### Exercise task
Wherever the word "JSON" appears in a line, extract that line.

### Exercise data
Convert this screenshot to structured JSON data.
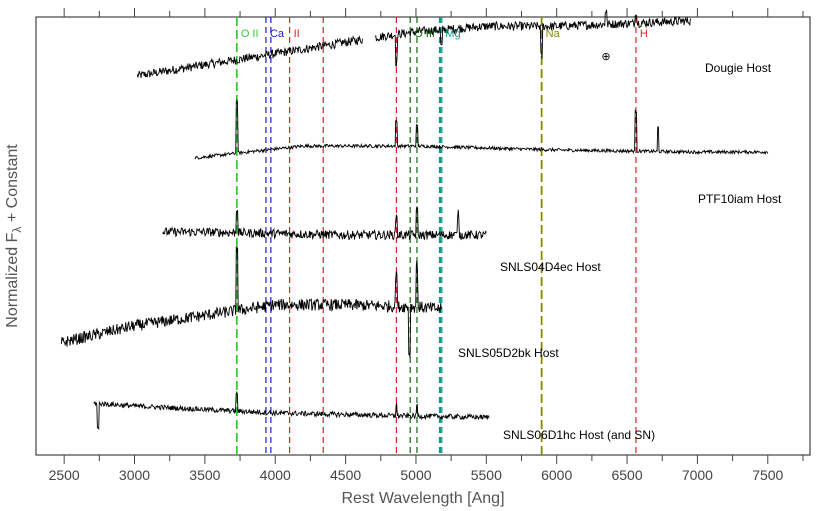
{
  "chart_data": {
    "type": "line",
    "xlabel": "Rest Wavelength [Ang]",
    "ylabel": "Normalized F",
    "ylabel_sub": "λ",
    "ylabel_suffix": " + Constant",
    "xlim": [
      2300,
      7800
    ],
    "x_ticks": [
      2500,
      3000,
      3500,
      4000,
      4500,
      5000,
      5500,
      6000,
      6500,
      7000,
      7500
    ],
    "grid": false,
    "legend": "none",
    "reference_lines": [
      {
        "label": "O II",
        "wavelengths": [
          3727
        ],
        "color": "#33cc33",
        "style": "long-dash"
      },
      {
        "label": "Ca II",
        "wavelengths": [
          3934,
          3969
        ],
        "color": "#1a1acc",
        "style": "dash"
      },
      {
        "label": "",
        "wavelengths": [
          4102,
          4341,
          4861,
          6563
        ],
        "color": "#dd2222",
        "style": "dash"
      },
      {
        "label": "O III",
        "wavelengths": [
          4959,
          5007
        ],
        "color": "#116611",
        "style": "dash"
      },
      {
        "label": "Mg",
        "wavelengths": [
          5167,
          5175,
          5184
        ],
        "color": "#119988",
        "style": "dash"
      },
      {
        "label": "Na",
        "wavelengths": [
          5893
        ],
        "color": "#888800",
        "style": "long-dash"
      }
    ],
    "line_labels": [
      {
        "text": "O II",
        "x": 3727,
        "color": "#33cc33"
      },
      {
        "text": "Ca",
        "x": 3934,
        "color": "#1a1acc"
      },
      {
        "text": "II",
        "x": 4102,
        "color": "#dd2222"
      },
      {
        "text": "O III",
        "x": 4959,
        "color": "#116611"
      },
      {
        "text": "Mg",
        "x": 5180,
        "color": "#119988"
      },
      {
        "text": "Na",
        "x": 5893,
        "color": "#888800"
      },
      {
        "text": "H",
        "x": 6563,
        "color": "#dd2222"
      }
    ],
    "telluric_symbol": {
      "text": "⊕",
      "x": 6350
    },
    "series": [
      {
        "name": "Dougie Host",
        "x_start": 3020,
        "x_end": 6950,
        "x_start_alt": 3020,
        "gap": [
          4620,
          4710
        ],
        "shape": [
          [
            3020,
            0.35
          ],
          [
            3500,
            0.55
          ],
          [
            4000,
            0.75
          ],
          [
            4600,
            1.0
          ],
          [
            4720,
            1.05
          ],
          [
            5000,
            1.15
          ],
          [
            5500,
            1.25
          ],
          [
            6000,
            1.25
          ],
          [
            6500,
            1.3
          ],
          [
            6950,
            1.35
          ]
        ],
        "noise": 0.08,
        "features": [
          [
            4861,
            -0.5
          ],
          [
            5180,
            -0.3
          ],
          [
            5893,
            -0.55
          ],
          [
            6350,
            0.25
          ],
          [
            6563,
            0.2
          ]
        ]
      },
      {
        "name": "PTF10iam Host",
        "x_start": 3430,
        "x_end": 7500,
        "shape": [
          [
            3430,
            0.3
          ],
          [
            3800,
            0.45
          ],
          [
            4200,
            0.6
          ],
          [
            5000,
            0.6
          ],
          [
            6000,
            0.5
          ],
          [
            7000,
            0.45
          ],
          [
            7500,
            0.45
          ]
        ],
        "noise": 0.04,
        "features": [
          [
            3727,
            1.3
          ],
          [
            4861,
            0.6
          ],
          [
            5007,
            0.5
          ],
          [
            6563,
            1.0
          ],
          [
            6720,
            0.6
          ]
        ]
      },
      {
        "name": "SNLS04D4ec Host",
        "x_start": 3200,
        "x_end": 5500,
        "shape": [
          [
            3200,
            0.6
          ],
          [
            3500,
            0.6
          ],
          [
            4000,
            0.55
          ],
          [
            4500,
            0.5
          ],
          [
            5000,
            0.5
          ],
          [
            5500,
            0.5
          ]
        ],
        "noise": 0.15,
        "features": [
          [
            3727,
            0.8
          ],
          [
            4861,
            0.6
          ],
          [
            5007,
            0.8
          ],
          [
            5300,
            0.7
          ]
        ]
      },
      {
        "name": "SNLS05D2bk Host",
        "x_start": 2480,
        "x_end": 5180,
        "shape": [
          [
            2480,
            -0.3
          ],
          [
            3000,
            0.1
          ],
          [
            3500,
            0.35
          ],
          [
            4000,
            0.6
          ],
          [
            4500,
            0.6
          ],
          [
            5000,
            0.55
          ],
          [
            5180,
            0.5
          ]
        ],
        "noise": 0.14,
        "features": [
          [
            3727,
            1.5
          ],
          [
            4861,
            0.8
          ],
          [
            4955,
            -1.1
          ],
          [
            5007,
            1.0
          ]
        ]
      },
      {
        "name": "SNLS06D1hc Host (and SN)",
        "x_start": 2710,
        "x_end": 5520,
        "shape": [
          [
            2710,
            0.6
          ],
          [
            3000,
            0.5
          ],
          [
            4000,
            0.25
          ],
          [
            4900,
            0.15
          ],
          [
            5500,
            0.1
          ]
        ],
        "noise": 0.09,
        "features": [
          [
            2740,
            -0.9
          ],
          [
            3727,
            0.6
          ],
          [
            4861,
            0.4
          ],
          [
            5007,
            0.4
          ]
        ]
      }
    ],
    "series_labels": [
      "Dougie Host",
      "PTF10iam Host",
      "SNLS04D4ec Host",
      "SNLS05D2bk Host",
      "SNLS06D1hc Host (and SN)"
    ]
  }
}
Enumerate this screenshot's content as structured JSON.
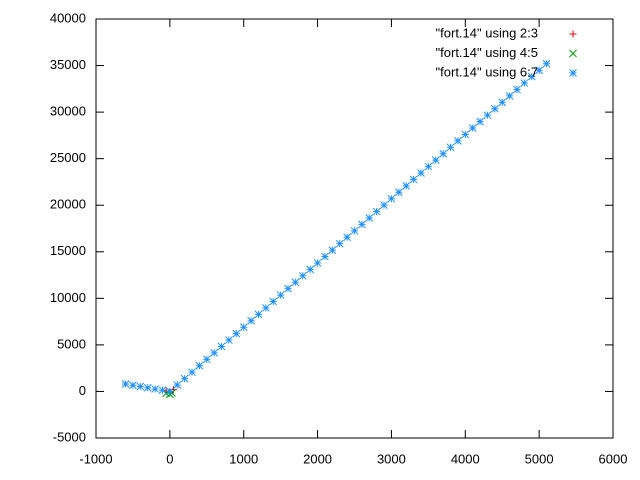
{
  "chart_data": {
    "type": "scatter",
    "xlim": [
      -1000,
      6000
    ],
    "xticks": [
      -1000,
      0,
      1000,
      2000,
      3000,
      4000,
      5000,
      6000
    ],
    "ylim": [
      -5000,
      40000
    ],
    "yticks": [
      -5000,
      0,
      5000,
      10000,
      15000,
      20000,
      25000,
      30000,
      35000,
      40000
    ],
    "legend": "top-right",
    "series": [
      {
        "name": "\"fort.14\" using 2:3",
        "color": "#ff0000",
        "marker": "+",
        "x": [
          0,
          50,
          -50
        ],
        "values": [
          -100,
          200,
          50
        ]
      },
      {
        "name": "\"fort.14\" using 4:5",
        "color": "#00a000",
        "marker": "x",
        "x": [
          0,
          -50,
          30
        ],
        "values": [
          -300,
          -200,
          -150
        ]
      },
      {
        "name": "\"fort.14\" using 6:7",
        "color": "#1e90ff",
        "marker": "*",
        "x": [
          -600,
          -500,
          -400,
          -300,
          -200,
          -100,
          0,
          100,
          200,
          300,
          400,
          500,
          600,
          700,
          800,
          900,
          1000,
          1100,
          1200,
          1300,
          1400,
          1500,
          1600,
          1700,
          1800,
          1900,
          2000,
          2100,
          2200,
          2300,
          2400,
          2500,
          2600,
          2700,
          2800,
          2900,
          3000,
          3100,
          3200,
          3300,
          3400,
          3500,
          3600,
          3700,
          3800,
          3900,
          4000,
          4100,
          4200,
          4300,
          4400,
          4500,
          4600,
          4700,
          4800,
          4900,
          5000,
          5100
        ],
        "values": [
          800,
          667,
          533,
          400,
          267,
          133,
          0,
          690,
          1380,
          2070,
          2760,
          3450,
          4140,
          4830,
          5520,
          6210,
          6900,
          7590,
          8280,
          8970,
          9660,
          10350,
          11040,
          11730,
          12420,
          13110,
          13800,
          14490,
          15180,
          15870,
          16560,
          17250,
          17940,
          18630,
          19320,
          20010,
          20700,
          21390,
          22080,
          22770,
          23460,
          24150,
          24840,
          25530,
          26220,
          26910,
          27600,
          28290,
          28980,
          29670,
          30360,
          31050,
          31740,
          32430,
          33120,
          33810,
          34500,
          35190
        ]
      }
    ]
  }
}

### Response to the exercise
Convert this screenshot to structured JSON data.
Enumerate this screenshot's content as structured JSON.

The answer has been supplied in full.